[begin TASK INPUTS]
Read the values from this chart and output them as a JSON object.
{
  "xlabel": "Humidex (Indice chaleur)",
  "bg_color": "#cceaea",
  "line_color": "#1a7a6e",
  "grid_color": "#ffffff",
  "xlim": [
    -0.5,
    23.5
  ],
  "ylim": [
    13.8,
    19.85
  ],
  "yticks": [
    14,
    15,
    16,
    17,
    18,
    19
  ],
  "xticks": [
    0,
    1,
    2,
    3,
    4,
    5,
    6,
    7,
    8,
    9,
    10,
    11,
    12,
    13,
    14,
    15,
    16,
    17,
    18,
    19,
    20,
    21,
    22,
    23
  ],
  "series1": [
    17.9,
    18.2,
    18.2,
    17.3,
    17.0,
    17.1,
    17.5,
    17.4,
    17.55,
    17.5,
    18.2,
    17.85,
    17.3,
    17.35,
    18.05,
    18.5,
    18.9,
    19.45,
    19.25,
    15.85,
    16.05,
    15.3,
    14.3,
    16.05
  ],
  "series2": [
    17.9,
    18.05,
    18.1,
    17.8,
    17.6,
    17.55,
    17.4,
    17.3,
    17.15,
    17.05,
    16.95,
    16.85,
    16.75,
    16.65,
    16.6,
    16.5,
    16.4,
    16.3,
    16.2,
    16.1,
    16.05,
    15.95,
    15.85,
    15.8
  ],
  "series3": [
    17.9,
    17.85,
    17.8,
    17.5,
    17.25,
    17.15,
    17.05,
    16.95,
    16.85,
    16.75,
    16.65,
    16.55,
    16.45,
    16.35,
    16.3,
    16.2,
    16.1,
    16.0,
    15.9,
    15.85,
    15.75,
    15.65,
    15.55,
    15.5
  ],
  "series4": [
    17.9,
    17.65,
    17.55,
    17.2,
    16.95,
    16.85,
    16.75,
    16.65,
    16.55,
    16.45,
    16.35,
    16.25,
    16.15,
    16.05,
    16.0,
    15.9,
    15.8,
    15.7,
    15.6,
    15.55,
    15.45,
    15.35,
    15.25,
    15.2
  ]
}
[end TASK INPUTS]
Print the whole listing again, exactly.

Read the values from this chart and output them as a JSON object.
{
  "xlabel": "Humidex (Indice chaleur)",
  "bg_color": "#cceaea",
  "line_color": "#1a7a6e",
  "grid_color": "#ffffff",
  "xlim": [
    -0.5,
    23.5
  ],
  "ylim": [
    13.8,
    19.85
  ],
  "yticks": [
    14,
    15,
    16,
    17,
    18,
    19
  ],
  "xticks": [
    0,
    1,
    2,
    3,
    4,
    5,
    6,
    7,
    8,
    9,
    10,
    11,
    12,
    13,
    14,
    15,
    16,
    17,
    18,
    19,
    20,
    21,
    22,
    23
  ],
  "series1": [
    17.9,
    18.2,
    18.2,
    17.3,
    17.0,
    17.1,
    17.5,
    17.4,
    17.55,
    17.5,
    18.2,
    17.85,
    17.3,
    17.35,
    18.05,
    18.5,
    18.9,
    19.45,
    19.25,
    15.85,
    16.05,
    15.3,
    14.3,
    16.05
  ],
  "series2": [
    17.9,
    18.05,
    18.1,
    17.8,
    17.6,
    17.55,
    17.4,
    17.3,
    17.15,
    17.05,
    16.95,
    16.85,
    16.75,
    16.65,
    16.6,
    16.5,
    16.4,
    16.3,
    16.2,
    16.1,
    16.05,
    15.95,
    15.85,
    15.8
  ],
  "series3": [
    17.9,
    17.85,
    17.8,
    17.5,
    17.25,
    17.15,
    17.05,
    16.95,
    16.85,
    16.75,
    16.65,
    16.55,
    16.45,
    16.35,
    16.3,
    16.2,
    16.1,
    16.0,
    15.9,
    15.85,
    15.75,
    15.65,
    15.55,
    15.5
  ],
  "series4": [
    17.9,
    17.65,
    17.55,
    17.2,
    16.95,
    16.85,
    16.75,
    16.65,
    16.55,
    16.45,
    16.35,
    16.25,
    16.15,
    16.05,
    16.0,
    15.9,
    15.8,
    15.7,
    15.6,
    15.55,
    15.45,
    15.35,
    15.25,
    15.2
  ]
}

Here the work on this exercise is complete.